# Directive
Go through the records and extract every line with the word "tools".

# Data entries
▼

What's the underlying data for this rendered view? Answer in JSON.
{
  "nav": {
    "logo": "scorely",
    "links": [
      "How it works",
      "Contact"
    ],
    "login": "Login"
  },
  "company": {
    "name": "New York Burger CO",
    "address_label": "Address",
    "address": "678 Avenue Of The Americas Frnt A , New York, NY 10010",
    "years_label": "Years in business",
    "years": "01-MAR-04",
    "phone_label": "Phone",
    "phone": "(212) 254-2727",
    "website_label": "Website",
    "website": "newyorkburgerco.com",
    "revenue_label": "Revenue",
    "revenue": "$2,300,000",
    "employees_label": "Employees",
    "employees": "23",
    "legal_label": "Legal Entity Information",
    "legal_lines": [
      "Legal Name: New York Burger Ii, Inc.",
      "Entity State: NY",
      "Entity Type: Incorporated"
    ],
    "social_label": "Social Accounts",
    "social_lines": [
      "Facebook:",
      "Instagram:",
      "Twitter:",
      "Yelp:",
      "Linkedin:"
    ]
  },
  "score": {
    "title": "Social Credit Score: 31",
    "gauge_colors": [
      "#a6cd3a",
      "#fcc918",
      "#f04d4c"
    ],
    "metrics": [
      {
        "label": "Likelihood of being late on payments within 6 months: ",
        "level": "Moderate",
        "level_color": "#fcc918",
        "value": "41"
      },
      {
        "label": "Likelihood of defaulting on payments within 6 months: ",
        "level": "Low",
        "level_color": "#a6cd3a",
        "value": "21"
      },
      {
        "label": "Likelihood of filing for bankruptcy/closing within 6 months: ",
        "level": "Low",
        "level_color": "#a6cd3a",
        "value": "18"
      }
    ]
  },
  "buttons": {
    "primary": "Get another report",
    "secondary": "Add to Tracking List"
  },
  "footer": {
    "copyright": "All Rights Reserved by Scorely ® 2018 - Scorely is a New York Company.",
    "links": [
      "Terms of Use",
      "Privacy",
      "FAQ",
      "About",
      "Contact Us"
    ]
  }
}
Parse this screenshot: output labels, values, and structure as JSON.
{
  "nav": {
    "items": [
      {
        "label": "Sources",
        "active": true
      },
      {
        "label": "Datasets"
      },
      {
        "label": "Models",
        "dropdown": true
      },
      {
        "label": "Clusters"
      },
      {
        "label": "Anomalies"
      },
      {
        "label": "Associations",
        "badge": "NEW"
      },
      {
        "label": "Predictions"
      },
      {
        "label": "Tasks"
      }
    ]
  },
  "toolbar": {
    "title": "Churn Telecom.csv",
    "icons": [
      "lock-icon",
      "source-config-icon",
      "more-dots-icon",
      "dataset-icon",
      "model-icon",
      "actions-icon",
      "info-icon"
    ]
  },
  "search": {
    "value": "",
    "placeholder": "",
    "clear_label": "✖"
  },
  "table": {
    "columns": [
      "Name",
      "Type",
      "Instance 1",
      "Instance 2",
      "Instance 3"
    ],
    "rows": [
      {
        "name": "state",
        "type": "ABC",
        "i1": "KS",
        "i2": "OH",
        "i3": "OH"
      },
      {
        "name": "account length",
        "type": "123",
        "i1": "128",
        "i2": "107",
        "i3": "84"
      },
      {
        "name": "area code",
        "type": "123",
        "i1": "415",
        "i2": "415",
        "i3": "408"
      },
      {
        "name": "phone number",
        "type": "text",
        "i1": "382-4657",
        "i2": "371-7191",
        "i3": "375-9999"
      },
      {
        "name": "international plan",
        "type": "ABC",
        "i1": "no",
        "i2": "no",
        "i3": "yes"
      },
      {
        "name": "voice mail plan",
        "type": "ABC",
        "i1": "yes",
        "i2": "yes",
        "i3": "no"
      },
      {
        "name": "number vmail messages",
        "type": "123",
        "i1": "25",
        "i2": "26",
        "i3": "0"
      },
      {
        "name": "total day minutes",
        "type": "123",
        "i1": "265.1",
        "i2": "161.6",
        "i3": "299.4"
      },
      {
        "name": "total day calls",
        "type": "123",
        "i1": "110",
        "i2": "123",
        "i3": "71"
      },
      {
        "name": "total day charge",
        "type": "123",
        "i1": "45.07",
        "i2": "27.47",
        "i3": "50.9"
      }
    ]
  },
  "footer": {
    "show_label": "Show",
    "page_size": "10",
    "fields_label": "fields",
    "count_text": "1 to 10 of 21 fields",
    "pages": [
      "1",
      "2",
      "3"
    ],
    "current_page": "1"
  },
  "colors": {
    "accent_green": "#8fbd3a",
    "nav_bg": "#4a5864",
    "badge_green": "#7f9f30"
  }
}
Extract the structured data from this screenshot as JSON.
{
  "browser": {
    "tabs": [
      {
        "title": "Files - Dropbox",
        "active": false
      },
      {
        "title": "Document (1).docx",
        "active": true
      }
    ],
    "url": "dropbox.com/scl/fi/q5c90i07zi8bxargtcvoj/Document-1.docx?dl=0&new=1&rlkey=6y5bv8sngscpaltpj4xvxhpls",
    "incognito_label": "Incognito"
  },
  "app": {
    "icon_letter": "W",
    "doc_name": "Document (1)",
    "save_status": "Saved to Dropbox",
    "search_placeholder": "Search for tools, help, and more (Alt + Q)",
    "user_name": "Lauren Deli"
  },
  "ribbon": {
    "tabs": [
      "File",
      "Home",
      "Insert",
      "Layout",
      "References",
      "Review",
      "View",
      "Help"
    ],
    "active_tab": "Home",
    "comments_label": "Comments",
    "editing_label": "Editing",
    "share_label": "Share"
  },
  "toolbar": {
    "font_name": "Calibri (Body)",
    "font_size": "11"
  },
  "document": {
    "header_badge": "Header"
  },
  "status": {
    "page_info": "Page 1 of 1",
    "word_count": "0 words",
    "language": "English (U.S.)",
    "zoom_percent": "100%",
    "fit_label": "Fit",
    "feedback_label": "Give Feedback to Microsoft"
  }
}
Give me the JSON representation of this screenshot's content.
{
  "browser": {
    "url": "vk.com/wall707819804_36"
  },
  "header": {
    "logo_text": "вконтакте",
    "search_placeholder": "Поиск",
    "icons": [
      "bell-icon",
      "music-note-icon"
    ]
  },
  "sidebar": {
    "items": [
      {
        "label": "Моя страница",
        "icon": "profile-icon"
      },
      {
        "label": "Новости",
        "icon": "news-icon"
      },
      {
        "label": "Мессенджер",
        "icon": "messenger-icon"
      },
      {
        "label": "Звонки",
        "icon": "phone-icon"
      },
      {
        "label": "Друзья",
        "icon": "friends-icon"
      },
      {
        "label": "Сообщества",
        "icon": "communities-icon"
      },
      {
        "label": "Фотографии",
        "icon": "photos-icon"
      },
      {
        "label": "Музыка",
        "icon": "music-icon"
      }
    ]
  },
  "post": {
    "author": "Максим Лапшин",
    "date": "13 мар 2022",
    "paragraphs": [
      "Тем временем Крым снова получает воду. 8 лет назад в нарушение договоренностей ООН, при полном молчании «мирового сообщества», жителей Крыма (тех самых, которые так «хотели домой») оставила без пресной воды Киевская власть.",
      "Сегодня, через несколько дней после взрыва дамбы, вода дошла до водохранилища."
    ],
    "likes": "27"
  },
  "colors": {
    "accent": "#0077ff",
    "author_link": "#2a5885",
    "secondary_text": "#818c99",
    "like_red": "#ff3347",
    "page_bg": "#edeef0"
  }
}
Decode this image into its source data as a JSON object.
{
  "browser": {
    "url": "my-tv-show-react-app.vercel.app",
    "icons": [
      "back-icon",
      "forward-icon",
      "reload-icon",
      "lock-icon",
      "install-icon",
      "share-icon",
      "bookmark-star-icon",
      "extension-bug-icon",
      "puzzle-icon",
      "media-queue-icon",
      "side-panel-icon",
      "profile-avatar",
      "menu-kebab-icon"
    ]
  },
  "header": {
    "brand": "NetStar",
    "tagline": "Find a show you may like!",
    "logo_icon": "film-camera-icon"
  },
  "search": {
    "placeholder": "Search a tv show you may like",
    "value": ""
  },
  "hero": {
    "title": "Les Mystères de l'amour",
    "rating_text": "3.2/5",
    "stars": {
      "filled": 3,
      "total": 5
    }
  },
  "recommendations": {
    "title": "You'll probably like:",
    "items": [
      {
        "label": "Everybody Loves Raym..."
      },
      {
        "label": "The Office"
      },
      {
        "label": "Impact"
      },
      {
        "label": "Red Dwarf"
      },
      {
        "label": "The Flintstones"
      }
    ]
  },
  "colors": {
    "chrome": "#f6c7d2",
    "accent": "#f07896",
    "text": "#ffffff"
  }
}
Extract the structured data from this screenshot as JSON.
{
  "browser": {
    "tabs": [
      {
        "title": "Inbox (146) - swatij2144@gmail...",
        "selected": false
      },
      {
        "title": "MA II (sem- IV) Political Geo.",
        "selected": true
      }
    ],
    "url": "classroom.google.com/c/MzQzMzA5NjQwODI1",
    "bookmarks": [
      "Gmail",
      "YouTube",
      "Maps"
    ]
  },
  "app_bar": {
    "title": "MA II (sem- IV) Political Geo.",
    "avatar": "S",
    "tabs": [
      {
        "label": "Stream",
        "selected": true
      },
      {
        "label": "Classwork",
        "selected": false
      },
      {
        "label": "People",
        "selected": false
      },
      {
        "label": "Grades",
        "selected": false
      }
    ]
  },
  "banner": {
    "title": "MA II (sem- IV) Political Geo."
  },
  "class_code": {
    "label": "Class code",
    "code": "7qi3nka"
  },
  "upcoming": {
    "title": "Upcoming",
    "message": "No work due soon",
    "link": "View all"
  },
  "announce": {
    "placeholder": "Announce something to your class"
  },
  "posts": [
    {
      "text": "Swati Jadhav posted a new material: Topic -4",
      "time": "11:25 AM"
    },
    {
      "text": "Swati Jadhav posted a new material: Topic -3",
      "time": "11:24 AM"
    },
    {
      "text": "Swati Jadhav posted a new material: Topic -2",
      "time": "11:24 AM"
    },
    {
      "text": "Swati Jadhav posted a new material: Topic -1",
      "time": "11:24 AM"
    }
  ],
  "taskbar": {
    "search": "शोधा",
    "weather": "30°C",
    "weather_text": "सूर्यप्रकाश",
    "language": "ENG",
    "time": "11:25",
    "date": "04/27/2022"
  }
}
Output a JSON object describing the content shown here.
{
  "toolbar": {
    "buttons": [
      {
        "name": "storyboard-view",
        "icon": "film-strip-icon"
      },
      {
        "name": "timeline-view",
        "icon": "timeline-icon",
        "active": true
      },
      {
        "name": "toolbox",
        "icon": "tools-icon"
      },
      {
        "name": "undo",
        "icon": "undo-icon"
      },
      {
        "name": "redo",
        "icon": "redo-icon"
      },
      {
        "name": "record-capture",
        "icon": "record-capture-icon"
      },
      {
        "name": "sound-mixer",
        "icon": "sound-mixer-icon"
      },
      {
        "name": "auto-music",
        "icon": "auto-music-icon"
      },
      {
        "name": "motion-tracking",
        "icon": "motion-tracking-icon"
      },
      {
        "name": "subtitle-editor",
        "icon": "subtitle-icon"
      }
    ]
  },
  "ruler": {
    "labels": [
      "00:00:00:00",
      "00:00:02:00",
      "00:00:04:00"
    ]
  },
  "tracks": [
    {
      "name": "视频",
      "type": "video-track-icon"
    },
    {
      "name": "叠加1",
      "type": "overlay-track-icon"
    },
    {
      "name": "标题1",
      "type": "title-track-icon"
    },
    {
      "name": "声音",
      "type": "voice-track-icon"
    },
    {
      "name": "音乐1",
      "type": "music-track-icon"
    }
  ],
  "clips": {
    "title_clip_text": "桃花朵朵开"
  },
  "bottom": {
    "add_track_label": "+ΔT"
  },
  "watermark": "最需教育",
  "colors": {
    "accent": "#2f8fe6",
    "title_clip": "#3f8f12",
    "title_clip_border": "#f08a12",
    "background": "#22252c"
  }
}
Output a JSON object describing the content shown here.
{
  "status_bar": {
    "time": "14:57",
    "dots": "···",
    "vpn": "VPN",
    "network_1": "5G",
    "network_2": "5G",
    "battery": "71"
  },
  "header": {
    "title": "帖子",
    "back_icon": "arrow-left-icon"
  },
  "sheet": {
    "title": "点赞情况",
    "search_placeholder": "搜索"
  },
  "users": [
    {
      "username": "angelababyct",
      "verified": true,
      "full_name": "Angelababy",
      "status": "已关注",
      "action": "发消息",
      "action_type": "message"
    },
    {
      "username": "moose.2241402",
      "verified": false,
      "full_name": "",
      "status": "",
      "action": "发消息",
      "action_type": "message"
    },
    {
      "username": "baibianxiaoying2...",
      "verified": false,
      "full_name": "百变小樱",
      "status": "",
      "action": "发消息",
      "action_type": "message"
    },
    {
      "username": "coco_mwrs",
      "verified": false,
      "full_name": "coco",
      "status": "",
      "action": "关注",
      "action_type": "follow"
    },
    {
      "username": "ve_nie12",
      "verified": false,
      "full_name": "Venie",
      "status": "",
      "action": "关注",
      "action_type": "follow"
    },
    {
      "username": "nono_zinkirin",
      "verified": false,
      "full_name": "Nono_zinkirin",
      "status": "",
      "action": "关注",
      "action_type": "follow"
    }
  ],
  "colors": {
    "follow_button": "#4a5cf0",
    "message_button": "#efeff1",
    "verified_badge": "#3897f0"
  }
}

▲

# Result for this task
    "search_placeholder": "Search for tools, help, and more (Alt + Q)",
        "icon": "tools-icon"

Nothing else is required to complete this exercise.